• _The records_:
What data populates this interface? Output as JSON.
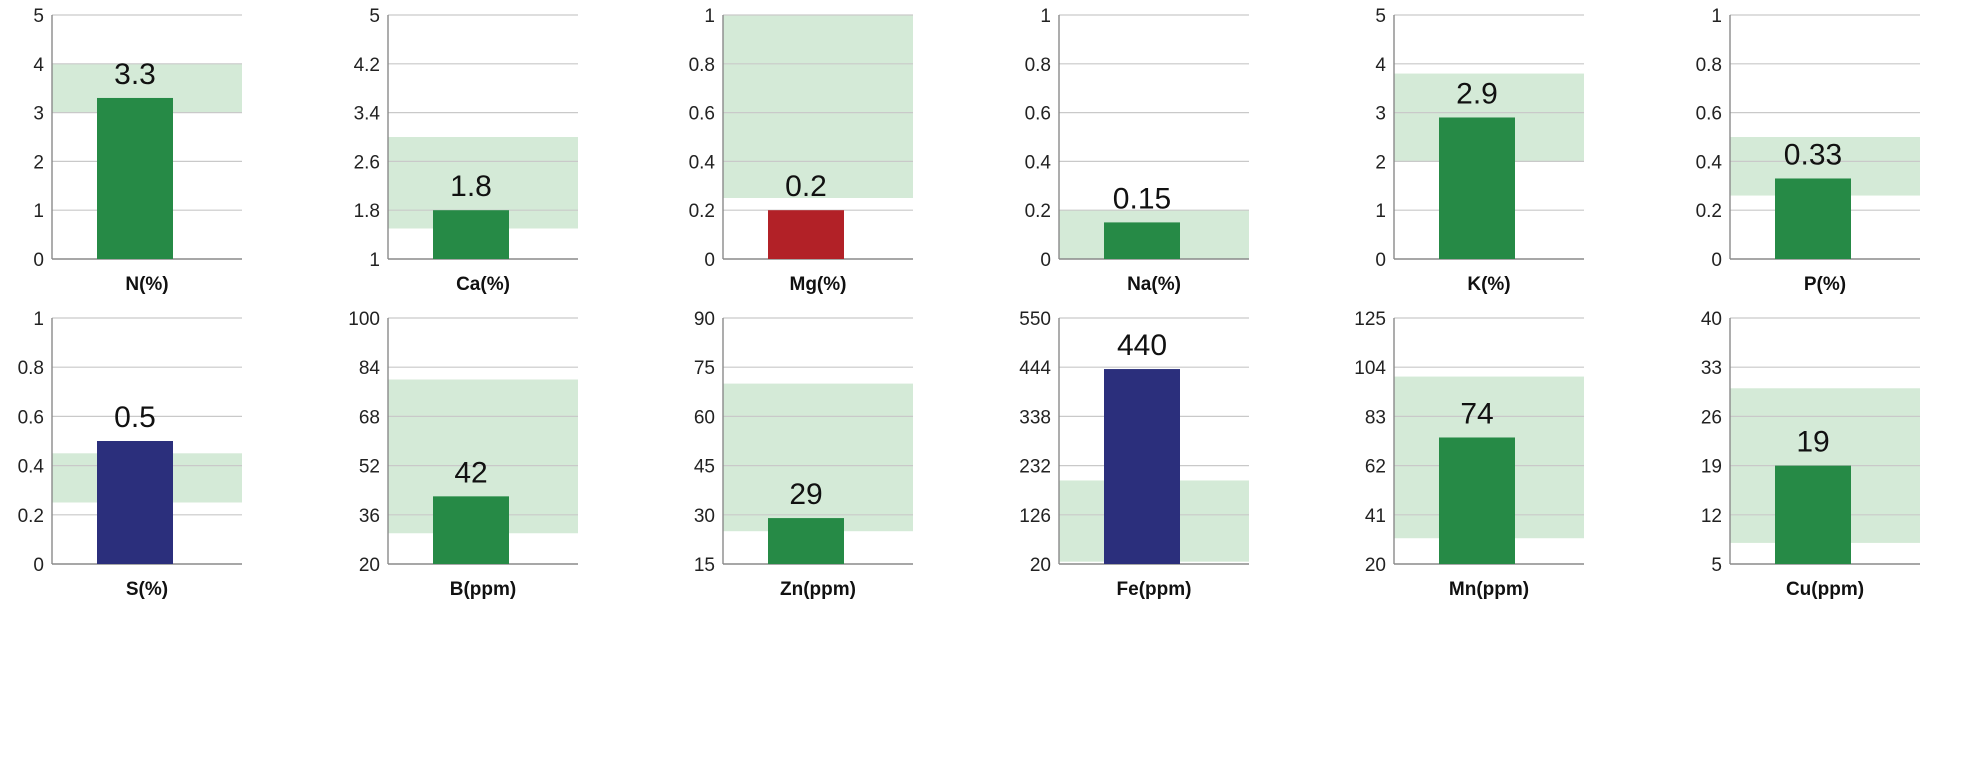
{
  "colors": {
    "range": "#d4ead7",
    "normal": "#268a46",
    "low": "#b22127",
    "high": "#2b2f7c",
    "grid": "#c9c9c9"
  },
  "chart_data": [
    {
      "type": "bar",
      "categories": [
        "N(%)"
      ],
      "values": [
        3.3
      ],
      "value_label": "3.3",
      "yticks": [
        "0",
        "1",
        "2",
        "3",
        "4",
        "5"
      ],
      "ylim": [
        0,
        5
      ],
      "range": [
        3,
        4
      ],
      "status": "normal"
    },
    {
      "type": "bar",
      "categories": [
        "Ca(%)"
      ],
      "values": [
        1.8
      ],
      "value_label": "1.8",
      "yticks": [
        "1",
        "1.8",
        "2.6",
        "3.4",
        "4.2",
        "5"
      ],
      "ylim": [
        1,
        5
      ],
      "range": [
        1.5,
        3.0
      ],
      "status": "normal"
    },
    {
      "type": "bar",
      "categories": [
        "Mg(%)"
      ],
      "values": [
        0.2
      ],
      "value_label": "0.2",
      "yticks": [
        "0",
        "0.2",
        "0.4",
        "0.6",
        "0.8",
        "1"
      ],
      "ylim": [
        0,
        1
      ],
      "range": [
        0.25,
        1.0
      ],
      "status": "low"
    },
    {
      "type": "bar",
      "categories": [
        "Na(%)"
      ],
      "values": [
        0.15
      ],
      "value_label": "0.15",
      "yticks": [
        "0",
        "0.2",
        "0.4",
        "0.6",
        "0.8",
        "1"
      ],
      "ylim": [
        0,
        1
      ],
      "range": [
        0.0,
        0.2
      ],
      "status": "normal"
    },
    {
      "type": "bar",
      "categories": [
        "K(%)"
      ],
      "values": [
        2.9
      ],
      "value_label": "2.9",
      "yticks": [
        "0",
        "1",
        "2",
        "3",
        "4",
        "5"
      ],
      "ylim": [
        0,
        5
      ],
      "range": [
        2.0,
        3.8
      ],
      "status": "normal"
    },
    {
      "type": "bar",
      "categories": [
        "P(%)"
      ],
      "values": [
        0.33
      ],
      "value_label": "0.33",
      "yticks": [
        "0",
        "0.2",
        "0.4",
        "0.6",
        "0.8",
        "1"
      ],
      "ylim": [
        0,
        1
      ],
      "range": [
        0.26,
        0.5
      ],
      "status": "normal"
    },
    {
      "type": "bar",
      "categories": [
        "S(%)"
      ],
      "values": [
        0.5
      ],
      "value_label": "0.5",
      "yticks": [
        "0",
        "0.2",
        "0.4",
        "0.6",
        "0.8",
        "1"
      ],
      "ylim": [
        0,
        1
      ],
      "range": [
        0.25,
        0.45
      ],
      "status": "high"
    },
    {
      "type": "bar",
      "categories": [
        "B(ppm)"
      ],
      "values": [
        42
      ],
      "value_label": "42",
      "yticks": [
        "20",
        "36",
        "52",
        "68",
        "84",
        "100"
      ],
      "ylim": [
        20,
        100
      ],
      "range": [
        30,
        80
      ],
      "status": "normal"
    },
    {
      "type": "bar",
      "categories": [
        "Zn(ppm)"
      ],
      "values": [
        29
      ],
      "value_label": "29",
      "yticks": [
        "15",
        "30",
        "45",
        "60",
        "75",
        "90"
      ],
      "ylim": [
        15,
        90
      ],
      "range": [
        25,
        70
      ],
      "status": "normal"
    },
    {
      "type": "bar",
      "categories": [
        "Fe(ppm)"
      ],
      "values": [
        440
      ],
      "value_label": "440",
      "yticks": [
        "20",
        "126",
        "232",
        "338",
        "444",
        "550"
      ],
      "ylim": [
        20,
        550
      ],
      "range": [
        25,
        200
      ],
      "status": "high"
    },
    {
      "type": "bar",
      "categories": [
        "Mn(ppm)"
      ],
      "values": [
        74
      ],
      "value_label": "74",
      "yticks": [
        "20",
        "41",
        "62",
        "83",
        "104",
        "125"
      ],
      "ylim": [
        20,
        125
      ],
      "range": [
        31,
        100
      ],
      "status": "normal"
    },
    {
      "type": "bar",
      "categories": [
        "Cu(ppm)"
      ],
      "values": [
        19
      ],
      "value_label": "19",
      "yticks": [
        "5",
        "12",
        "19",
        "26",
        "33",
        "40"
      ],
      "ylim": [
        5,
        40
      ],
      "range": [
        8,
        30
      ],
      "status": "normal"
    }
  ]
}
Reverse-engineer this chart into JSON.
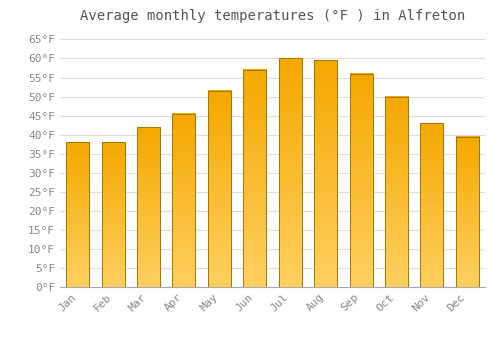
{
  "title": "Average monthly temperatures (°F ) in Alfreton",
  "months": [
    "Jan",
    "Feb",
    "Mar",
    "Apr",
    "May",
    "Jun",
    "Jul",
    "Aug",
    "Sep",
    "Oct",
    "Nov",
    "Dec"
  ],
  "values": [
    38,
    38,
    42,
    45.5,
    51.5,
    57,
    60,
    59.5,
    56,
    50,
    43,
    39.5
  ],
  "bar_color_top": "#F5A800",
  "bar_color_bottom": "#FFD060",
  "bar_edge_color": "#A07800",
  "background_color": "#FFFFFF",
  "grid_color": "#DDDDDD",
  "ylim": [
    0,
    68
  ],
  "yticks": [
    0,
    5,
    10,
    15,
    20,
    25,
    30,
    35,
    40,
    45,
    50,
    55,
    60,
    65
  ],
  "title_fontsize": 10,
  "tick_fontsize": 8,
  "tick_color": "#888888",
  "title_color": "#555555"
}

• _Requirements_: Nothing but the lines from the line containing "Reverse-engineer this chart into JSON." through the last line of the records above is to be extracted, exactly and with no pictures.

• _Solution_:
Reverse-engineer this chart into JSON.
{
  "title": "Average monthly temperatures (°F ) in Alfreton",
  "months": [
    "Jan",
    "Feb",
    "Mar",
    "Apr",
    "May",
    "Jun",
    "Jul",
    "Aug",
    "Sep",
    "Oct",
    "Nov",
    "Dec"
  ],
  "values": [
    38,
    38,
    42,
    45.5,
    51.5,
    57,
    60,
    59.5,
    56,
    50,
    43,
    39.5
  ],
  "bar_color_top": "#F5A800",
  "bar_color_bottom": "#FFD060",
  "bar_edge_color": "#A07800",
  "background_color": "#FFFFFF",
  "grid_color": "#DDDDDD",
  "ylim": [
    0,
    68
  ],
  "yticks": [
    0,
    5,
    10,
    15,
    20,
    25,
    30,
    35,
    40,
    45,
    50,
    55,
    60,
    65
  ],
  "title_fontsize": 10,
  "tick_fontsize": 8,
  "tick_color": "#888888",
  "title_color": "#555555"
}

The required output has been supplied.